++++ RECORDS PROVIDED

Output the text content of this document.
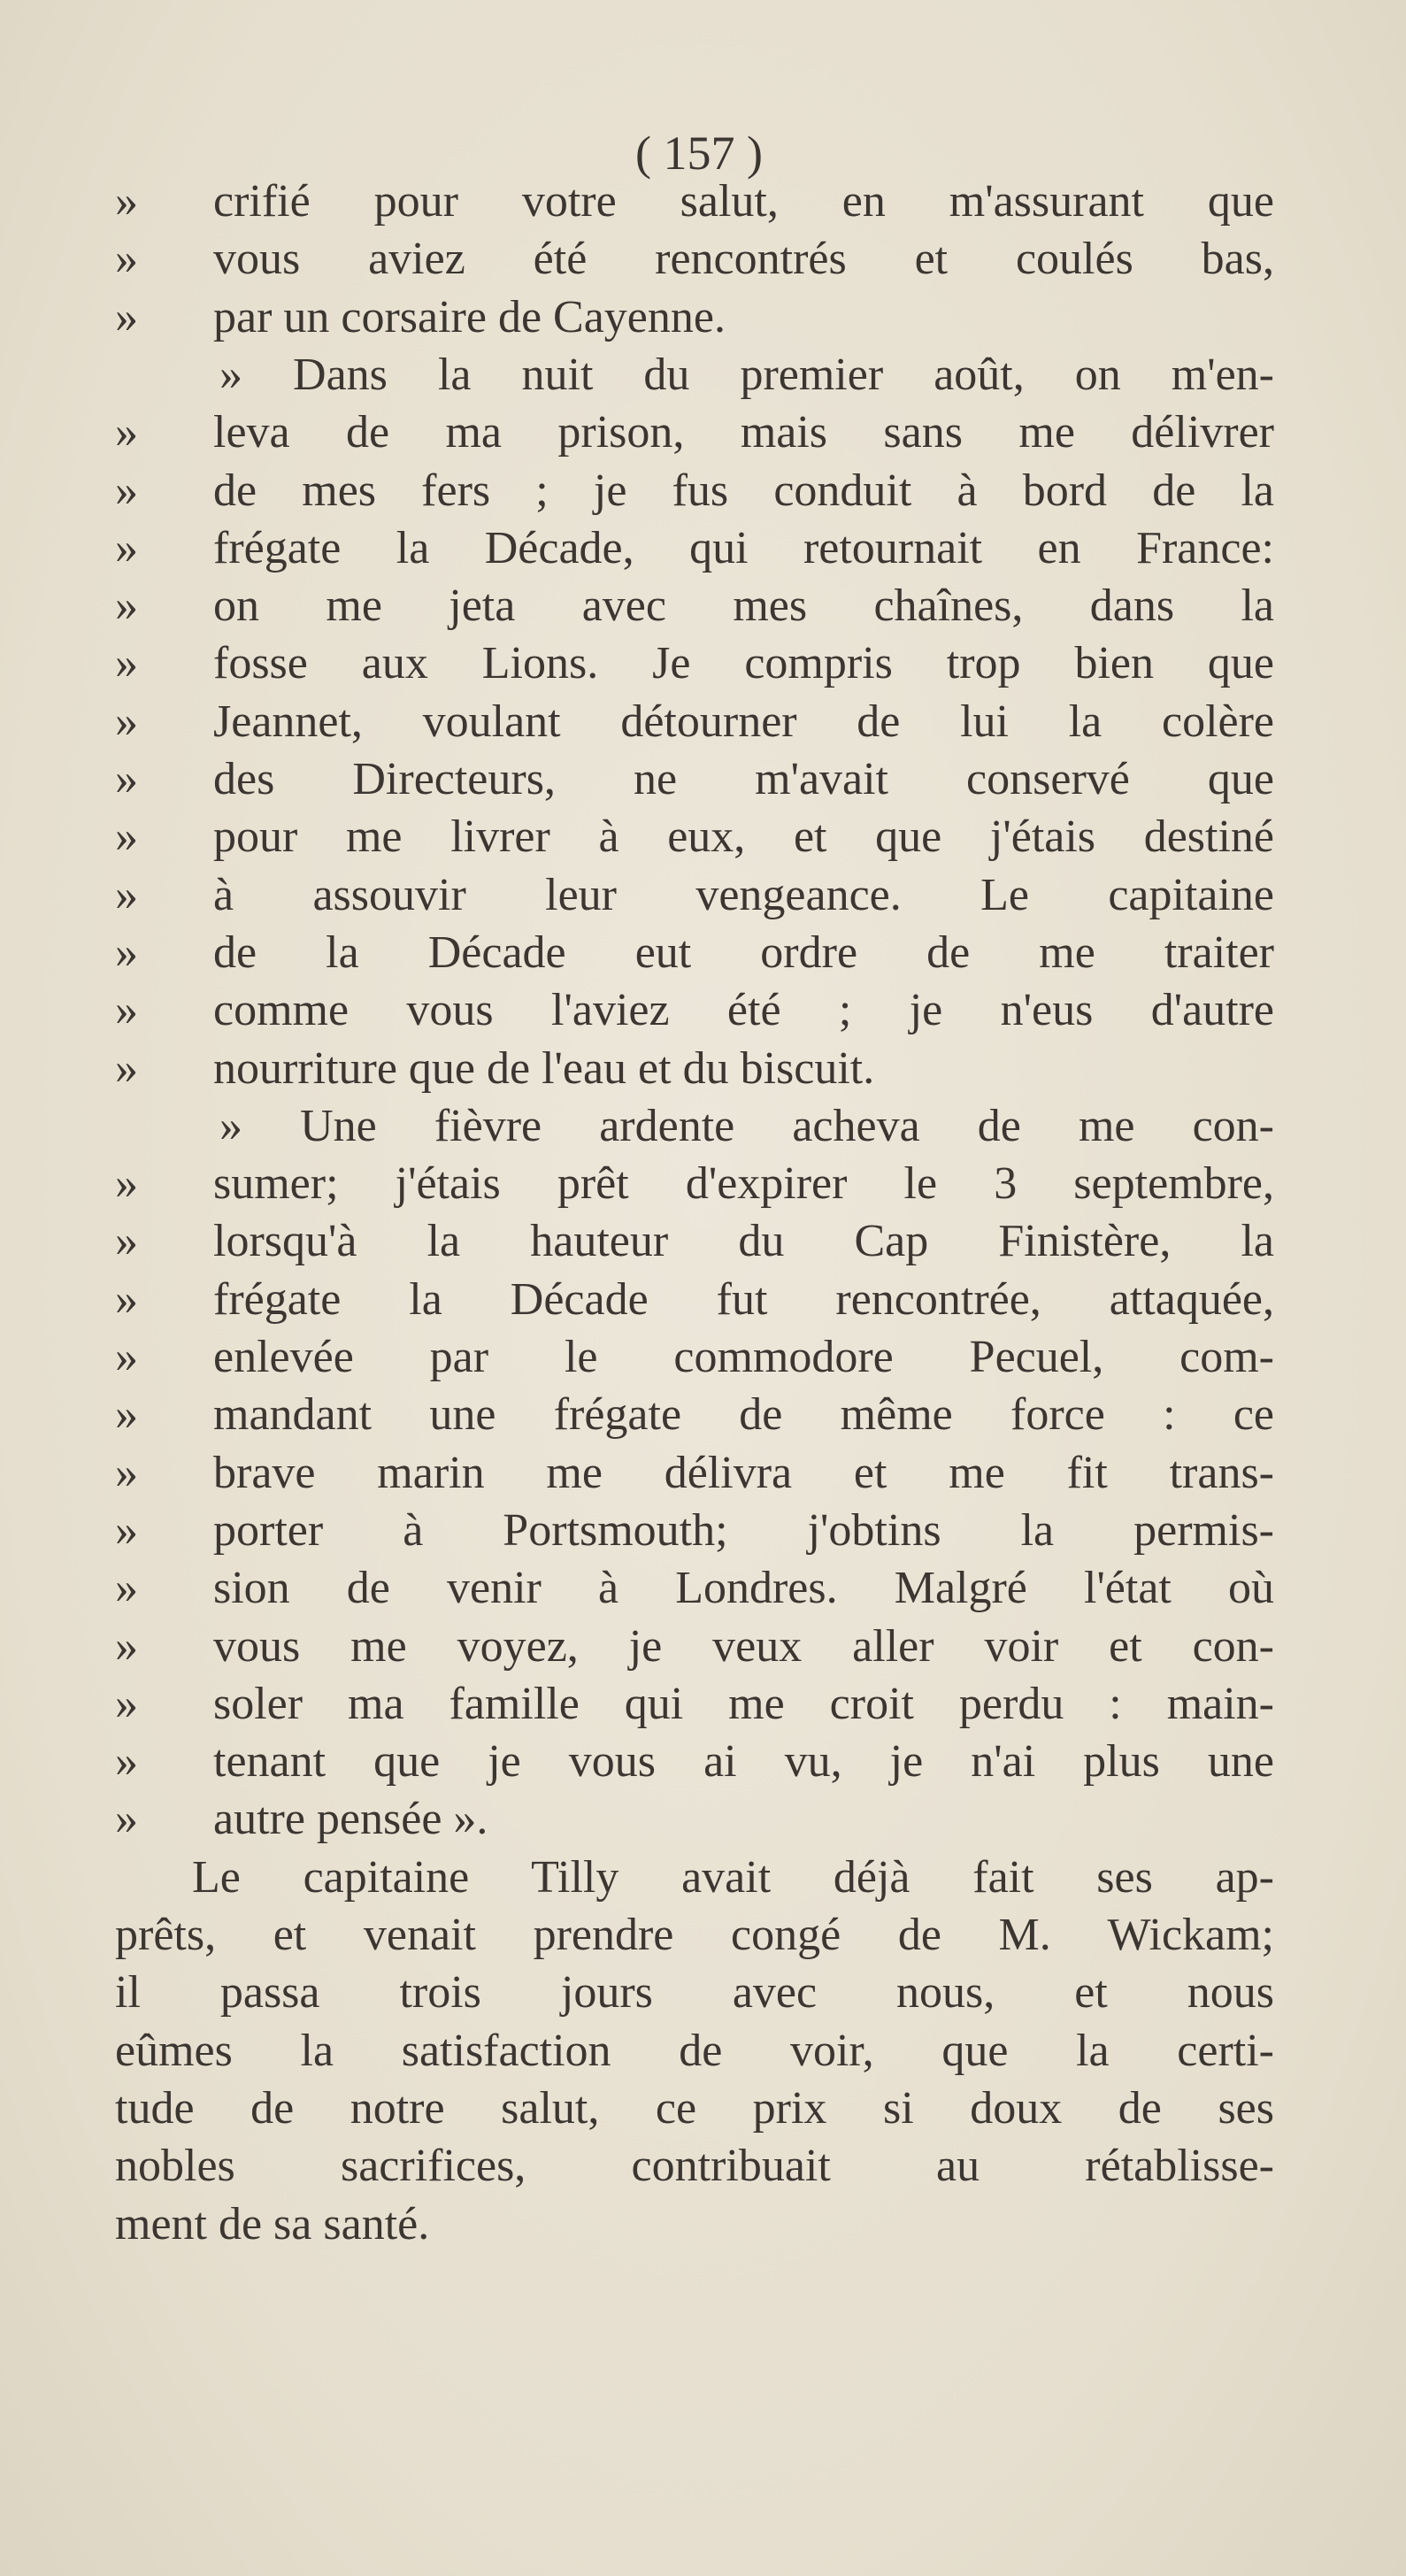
( 157 )
»	crifié pour votre salut, en m'assurant que
»	vous aviez été rencontrés et coulés bas,
»	par un corsaire de Cayenne.
» Dans la nuit du premier août, on m'en-
»	leva de ma prison, mais sans me délivrer
»	de mes fers ; je fus conduit à bord de la
»	frégate la Décade, qui retournait en France:
»	on me jeta avec mes chaînes, dans la
»	fosse aux Lions. Je compris trop bien que
»	Jeannet, voulant détourner de lui la colère
»	des Directeurs, ne m'avait conservé que
»	pour me livrer à eux, et que j'étais destiné
»	à assouvir leur vengeance. Le capitaine
»	de la Décade eut ordre de me traiter
»	comme vous l'aviez été ; je n'eus d'autre
»	nourriture que de l'eau et du biscuit.
» Une fièvre ardente acheva de me con-
»	sumer; j'étais prêt d'expirer le 3 septembre,
»	lorsqu'à la hauteur du Cap Finistère, la
»	frégate la Décade fut rencontrée, attaquée,
»	enlevée par le commodore Pecuel, com-
»	mandant une frégate de même force : ce
»	brave marin me délivra et me fit trans-
»	porter à Portsmouth; j'obtins la permis-
»	sion de venir à Londres. Malgré l'état où
»	vous me voyez, je veux aller voir et con-
»	soler ma famille qui me croit perdu : main-
»	tenant que je vous ai vu, je n'ai plus une
»	autre pensée ».
Le capitaine Tilly avait déjà fait ses ap-
prêts, et venait prendre congé de M. Wickam;
il passa trois jours avec nous, et nous
eûmes la satisfaction de voir, que la certi-
tude de notre salut, ce prix si doux de ses
nobles sacrifices, contribuait au rétablisse-
ment de sa santé.
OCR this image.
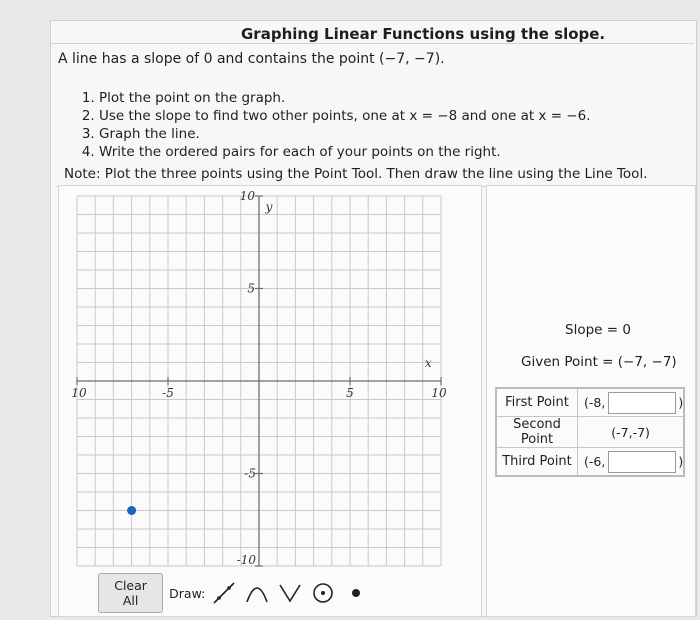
Graphing Linear Functions using the slope.
A line has a slope of 0 and contains the point (−7, −7).
1. Plot the point on the graph.
2. Use the slope to find two other points, one at x = −8 and one at x = −6.
3. Graph the line.
4. Write the ordered pairs for each of your points on the right.
Note: Plot the three points using the Point Tool. Then draw the line using the Line Tool.
10	-5	5	10
10
5
-5
-10
x
y
Slope = 0
Given Point = (−7, −7)
First Point	(-8, )

Second Point	(-7,-7)

Third Point	(-6, )
Clear All	Draw:
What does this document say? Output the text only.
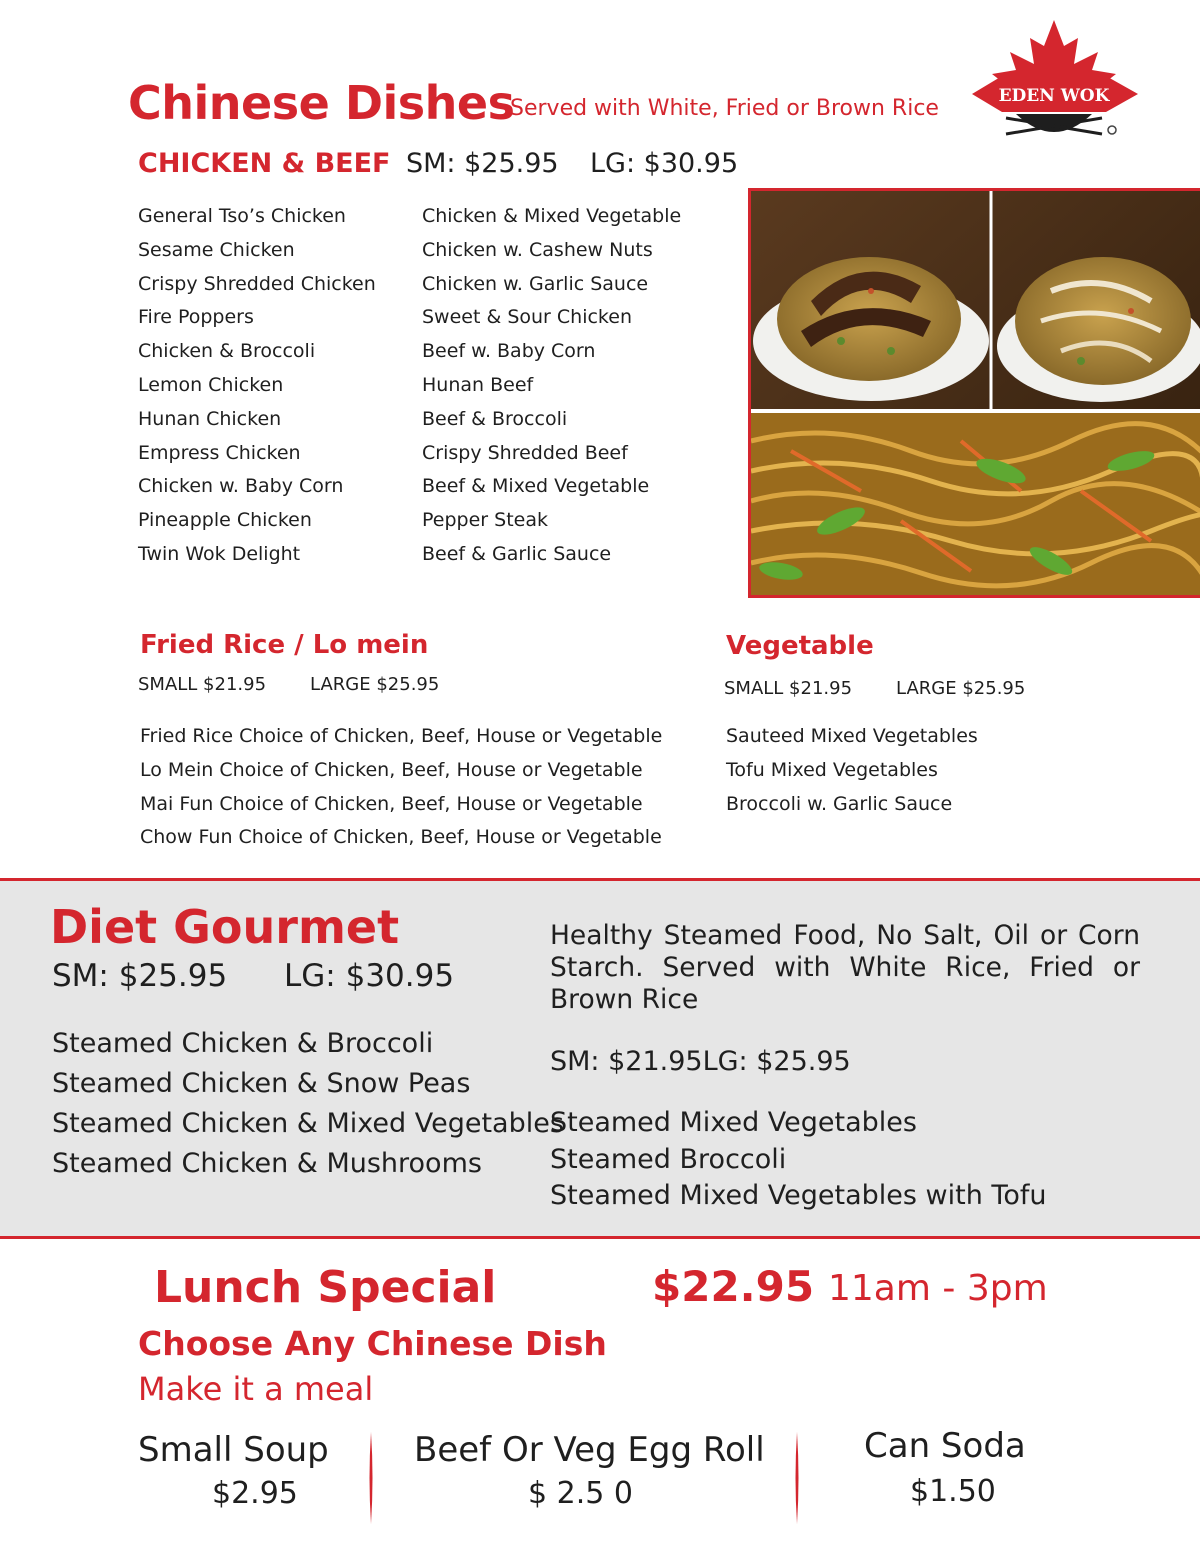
Chinese Dishes
Served with White, Fried or Brown Rice	EDEN WOK
CHICKEN & BEEF SM: $25.95 LG: $30.95
General Tso’s Chicken
Sesame Chicken
Crispy Shredded Chicken
Fire Poppers
Chicken & Broccoli
Lemon Chicken
Hunan Chicken
Empress Chicken
Chicken w. Baby Corn
Pineapple Chicken
Twin Wok Delight
Chicken & Mixed Vegetable
Chicken w. Cashew Nuts
Chicken w. Garlic Sauce
Sweet & Sour Chicken
Beef w. Baby Corn
Hunan Beef
Beef & Broccoli
Crispy Shredded Beef
Beef & Mixed Vegetable
Pepper Steak
Beef & Garlic Sauce
Fried Rice / Lo mein
SMALL $21.95 LARGE $25.95
Fried Rice Choice of Chicken, Beef, House or Vegetable
Lo Mein Choice of Chicken, Beef, House or Vegetable
Mai Fun Choice of Chicken, Beef, House or Vegetable
Chow Fun Choice of Chicken, Beef, House or Vegetable
Vegetable
SMALL $21.95 LARGE $25.95
Sauteed Mixed Vegetables
Tofu Mixed Vegetables
Broccoli w. Garlic Sauce
Diet Gourmet
SM: $25.95 LG: $30.95
Steamed Chicken & Broccoli
Steamed Chicken & Snow Peas
Steamed Chicken & Mixed Vegetables
Steamed Chicken & Mushrooms
Healthy Steamed Food, No Salt, Oil or Corn Starch. Served with White Rice, Fried or Brown Rice
SM: $21.95LG: $25.95
Steamed Mixed Vegetables
Steamed Broccoli
Steamed Mixed Vegetables with Tofu
Lunch Special	$22.95 11am - 3pm
Choose Any Chinese Dish
Make it a meal
Small Soup
$2.95
Beef Or Veg Egg Roll
$ 2.5 0
Can Soda
$1.50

++++++++

- [GOAL OF THE EXERCISE]:
Quote the records above in full, dropping each picture.

- [WRITTEN ANSWER]:
Output the text content of this document.
( 157 )
»	crifié pour votre salut, en m'assurant que
»	vous aviez été rencontrés et coulés bas,
»	par un corsaire de Cayenne.
» Dans la nuit du premier août, on m'en-
»	leva de ma prison, mais sans me délivrer
»	de mes fers ; je fus conduit à bord de la
»	frégate la Décade, qui retournait en France:
»	on me jeta avec mes chaînes, dans la
»	fosse aux Lions. Je compris trop bien que
»	Jeannet, voulant détourner de lui la colère
»	des Directeurs, ne m'avait conservé que
»	pour me livrer à eux, et que j'étais destiné
»	à assouvir leur vengeance. Le capitaine
»	de la Décade eut ordre de me traiter
»	comme vous l'aviez été ; je n'eus d'autre
»	nourriture que de l'eau et du biscuit.
» Une fièvre ardente acheva de me con-
»	sumer; j'étais prêt d'expirer le 3 septembre,
»	lorsqu'à la hauteur du Cap Finistère, la
»	frégate la Décade fut rencontrée, attaquée,
»	enlevée par le commodore Pecuel, com-
»	mandant une frégate de même force : ce
»	brave marin me délivra et me fit trans-
»	porter à Portsmouth; j'obtins la permis-
»	sion de venir à Londres. Malgré l'état où
»	vous me voyez, je veux aller voir et con-
»	soler ma famille qui me croit perdu : main-
»	tenant que je vous ai vu, je n'ai plus une
»	autre pensée ».
Le capitaine Tilly avait déjà fait ses ap-
prêts, et venait prendre congé de M. Wickam;
il passa trois jours avec nous, et nous
eûmes la satisfaction de voir, que la certi-
tude de notre salut, ce prix si doux de ses
nobles sacrifices, contribuait au rétablisse-
ment de sa santé.
OCR this image.
Graphing Linear Functions using the slope.
A line has a slope of 0 and contains the point (−7, −7).
1. Plot the point on the graph.
2. Use the slope to find two other points, one at x = −8 and one at x = −6.
3. Graph the line.
4. Write the ordered pairs for each of your points on the right.
Note: Plot the three points using the Point Tool. Then draw the line using the Line Tool.
10	-5	5	10
10
5
-5
-10
x
y
Slope = 0
Given Point = (−7, −7)
First Point	(-8, )

Second Point	(-7,-7)

Third Point	(-6, )
Clear All	Draw:
What does this document say? Output the text only.
Chinese Dishes
Served with White, Fried or Brown Rice	EDEN WOK
CHICKEN & BEEF SM: $25.95 LG: $30.95
General Tso’s Chicken
Sesame Chicken
Crispy Shredded Chicken
Fire Poppers
Chicken & Broccoli
Lemon Chicken
Hunan Chicken
Empress Chicken
Chicken w. Baby Corn
Pineapple Chicken
Twin Wok Delight
Chicken & Mixed Vegetable
Chicken w. Cashew Nuts
Chicken w. Garlic Sauce
Sweet & Sour Chicken
Beef w. Baby Corn
Hunan Beef
Beef & Broccoli
Crispy Shredded Beef
Beef & Mixed Vegetable
Pepper Steak
Beef & Garlic Sauce
Fried Rice / Lo mein
SMALL $21.95 LARGE $25.95
Fried Rice Choice of Chicken, Beef, House or Vegetable
Lo Mein Choice of Chicken, Beef, House or Vegetable
Mai Fun Choice of Chicken, Beef, House or Vegetable
Chow Fun Choice of Chicken, Beef, House or Vegetable
Vegetable
SMALL $21.95 LARGE $25.95
Sauteed Mixed Vegetables
Tofu Mixed Vegetables
Broccoli w. Garlic Sauce
Diet Gourmet
SM: $25.95 LG: $30.95
Steamed Chicken & Broccoli
Steamed Chicken & Snow Peas
Steamed Chicken & Mixed Vegetables
Steamed Chicken & Mushrooms
Healthy Steamed Food, No Salt, Oil or Corn Starch. Served with White Rice, Fried or Brown Rice
SM: $21.95LG: $25.95
Steamed Mixed Vegetables
Steamed Broccoli
Steamed Mixed Vegetables with Tofu
Lunch Special	$22.95 11am - 3pm
Choose Any Chinese Dish
Make it a meal
Small Soup
$2.95
Beef Or Veg Egg Roll
$ 2.5 0
Can Soda
$1.50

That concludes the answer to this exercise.